WHAT THIS TASK INVOLVES:
Answer with the number of lines in the listing below that contain the word "正确的是", and nothing else.

--- START EXCERPTED DATA ---

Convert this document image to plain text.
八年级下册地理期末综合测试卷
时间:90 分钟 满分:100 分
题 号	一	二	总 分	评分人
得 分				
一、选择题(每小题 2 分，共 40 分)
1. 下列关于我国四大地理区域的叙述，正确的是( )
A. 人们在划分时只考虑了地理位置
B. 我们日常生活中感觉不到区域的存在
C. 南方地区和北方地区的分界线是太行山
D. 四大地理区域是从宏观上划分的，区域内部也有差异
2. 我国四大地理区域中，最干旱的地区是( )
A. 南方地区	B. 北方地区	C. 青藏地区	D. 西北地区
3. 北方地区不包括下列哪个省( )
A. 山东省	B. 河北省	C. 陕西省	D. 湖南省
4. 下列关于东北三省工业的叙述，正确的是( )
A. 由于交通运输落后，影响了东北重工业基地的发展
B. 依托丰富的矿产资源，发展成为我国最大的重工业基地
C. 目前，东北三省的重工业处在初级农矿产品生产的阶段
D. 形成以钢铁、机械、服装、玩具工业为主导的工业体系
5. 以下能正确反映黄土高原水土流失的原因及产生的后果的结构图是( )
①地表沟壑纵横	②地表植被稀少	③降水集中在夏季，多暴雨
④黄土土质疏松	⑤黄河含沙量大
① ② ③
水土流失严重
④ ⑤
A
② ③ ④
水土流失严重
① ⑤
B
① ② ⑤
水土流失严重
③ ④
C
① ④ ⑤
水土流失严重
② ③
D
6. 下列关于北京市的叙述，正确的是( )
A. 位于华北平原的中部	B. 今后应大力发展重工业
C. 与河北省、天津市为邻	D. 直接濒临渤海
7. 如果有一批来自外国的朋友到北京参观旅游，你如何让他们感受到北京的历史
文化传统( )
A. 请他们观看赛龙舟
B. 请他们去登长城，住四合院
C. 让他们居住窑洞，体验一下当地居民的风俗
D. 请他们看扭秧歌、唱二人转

--- END EXCERPTED DATA ---

RESPONSE:
3